#### GIVEN TASK:
Isolate every line in the records below with "педагогических" in it.

>>>>>

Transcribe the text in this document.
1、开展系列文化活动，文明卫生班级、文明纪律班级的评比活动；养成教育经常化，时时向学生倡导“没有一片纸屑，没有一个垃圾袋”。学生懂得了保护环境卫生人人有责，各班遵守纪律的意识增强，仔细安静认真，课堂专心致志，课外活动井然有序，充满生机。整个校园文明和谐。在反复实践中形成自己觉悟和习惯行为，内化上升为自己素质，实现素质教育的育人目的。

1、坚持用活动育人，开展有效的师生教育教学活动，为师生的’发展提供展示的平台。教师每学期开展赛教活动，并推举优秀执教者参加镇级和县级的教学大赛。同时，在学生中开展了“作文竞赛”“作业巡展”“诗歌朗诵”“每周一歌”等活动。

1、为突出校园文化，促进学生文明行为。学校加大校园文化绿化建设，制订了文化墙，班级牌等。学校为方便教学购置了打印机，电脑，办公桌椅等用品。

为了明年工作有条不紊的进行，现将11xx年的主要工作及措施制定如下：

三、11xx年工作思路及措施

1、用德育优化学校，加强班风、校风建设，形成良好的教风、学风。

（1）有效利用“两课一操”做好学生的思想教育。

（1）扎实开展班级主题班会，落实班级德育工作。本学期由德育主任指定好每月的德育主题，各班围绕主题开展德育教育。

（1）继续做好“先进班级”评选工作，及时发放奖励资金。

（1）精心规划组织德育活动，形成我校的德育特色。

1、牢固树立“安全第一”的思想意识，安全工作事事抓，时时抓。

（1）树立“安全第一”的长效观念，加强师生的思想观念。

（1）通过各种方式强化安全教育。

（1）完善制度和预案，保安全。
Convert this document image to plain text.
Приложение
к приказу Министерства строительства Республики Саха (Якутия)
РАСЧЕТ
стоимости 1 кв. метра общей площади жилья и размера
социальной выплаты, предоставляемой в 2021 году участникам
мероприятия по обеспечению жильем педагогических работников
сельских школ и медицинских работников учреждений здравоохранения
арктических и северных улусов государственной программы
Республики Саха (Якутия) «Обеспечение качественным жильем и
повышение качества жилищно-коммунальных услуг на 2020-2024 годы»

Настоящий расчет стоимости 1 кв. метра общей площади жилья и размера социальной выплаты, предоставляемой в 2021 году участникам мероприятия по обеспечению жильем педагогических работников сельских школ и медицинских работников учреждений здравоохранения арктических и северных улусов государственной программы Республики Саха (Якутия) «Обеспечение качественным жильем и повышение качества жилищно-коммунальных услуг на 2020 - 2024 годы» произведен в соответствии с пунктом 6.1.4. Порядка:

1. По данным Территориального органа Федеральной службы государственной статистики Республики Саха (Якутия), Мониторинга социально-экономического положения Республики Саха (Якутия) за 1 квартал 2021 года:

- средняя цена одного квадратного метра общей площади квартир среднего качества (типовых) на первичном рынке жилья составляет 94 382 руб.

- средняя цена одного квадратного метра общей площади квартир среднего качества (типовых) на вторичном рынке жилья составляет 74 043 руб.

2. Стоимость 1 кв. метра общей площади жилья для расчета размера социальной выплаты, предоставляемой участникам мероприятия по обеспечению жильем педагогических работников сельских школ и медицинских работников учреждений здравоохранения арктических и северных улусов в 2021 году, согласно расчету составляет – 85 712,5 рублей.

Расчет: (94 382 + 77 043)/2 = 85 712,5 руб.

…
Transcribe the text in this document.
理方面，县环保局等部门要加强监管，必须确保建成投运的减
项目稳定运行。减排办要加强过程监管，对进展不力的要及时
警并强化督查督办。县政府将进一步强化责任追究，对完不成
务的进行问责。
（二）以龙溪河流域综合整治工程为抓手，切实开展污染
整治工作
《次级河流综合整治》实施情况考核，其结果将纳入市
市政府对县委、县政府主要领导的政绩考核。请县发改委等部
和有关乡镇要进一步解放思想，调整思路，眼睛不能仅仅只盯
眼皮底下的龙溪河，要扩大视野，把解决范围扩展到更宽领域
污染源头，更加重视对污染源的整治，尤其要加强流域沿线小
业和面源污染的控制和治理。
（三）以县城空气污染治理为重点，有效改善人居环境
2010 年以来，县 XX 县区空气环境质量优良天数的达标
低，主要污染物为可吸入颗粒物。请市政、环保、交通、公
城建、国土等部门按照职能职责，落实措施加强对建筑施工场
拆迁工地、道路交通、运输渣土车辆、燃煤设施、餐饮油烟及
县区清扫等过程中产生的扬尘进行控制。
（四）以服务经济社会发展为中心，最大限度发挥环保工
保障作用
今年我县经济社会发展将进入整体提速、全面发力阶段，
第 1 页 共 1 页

<<<<<

#### SOLUTION TO THIS PROBLEM:
мероприятия по обеспечению жильем педагогических работников
Настоящий расчет стоимости 1 кв. метра общей площади жилья и размера социальной выплаты, предоставляемой в 2021 году участникам мероприятия по обеспечению жильем педагогических работников сельских школ и медицинских работников учреждений здравоохранения арктических и северных улусов государственной программы Республики Саха (Якутия) «Обеспечение качественным жильем и повышение качества жилищно-коммунальных услуг на 2020 - 2024 годы» произведен в соответствии с пунктом 6.1.4. Порядка:
2. Стоимость 1 кв. метра общей площади жилья для расчета размера социальной выплаты, предоставляемой участникам мероприятия по обеспечению жильем педагогических работников сельских школ и медицинских работников учреждений здравоохранения арктических и северных улусов в 2021 году, согласно расчету составляет – 85 712,5 рублей.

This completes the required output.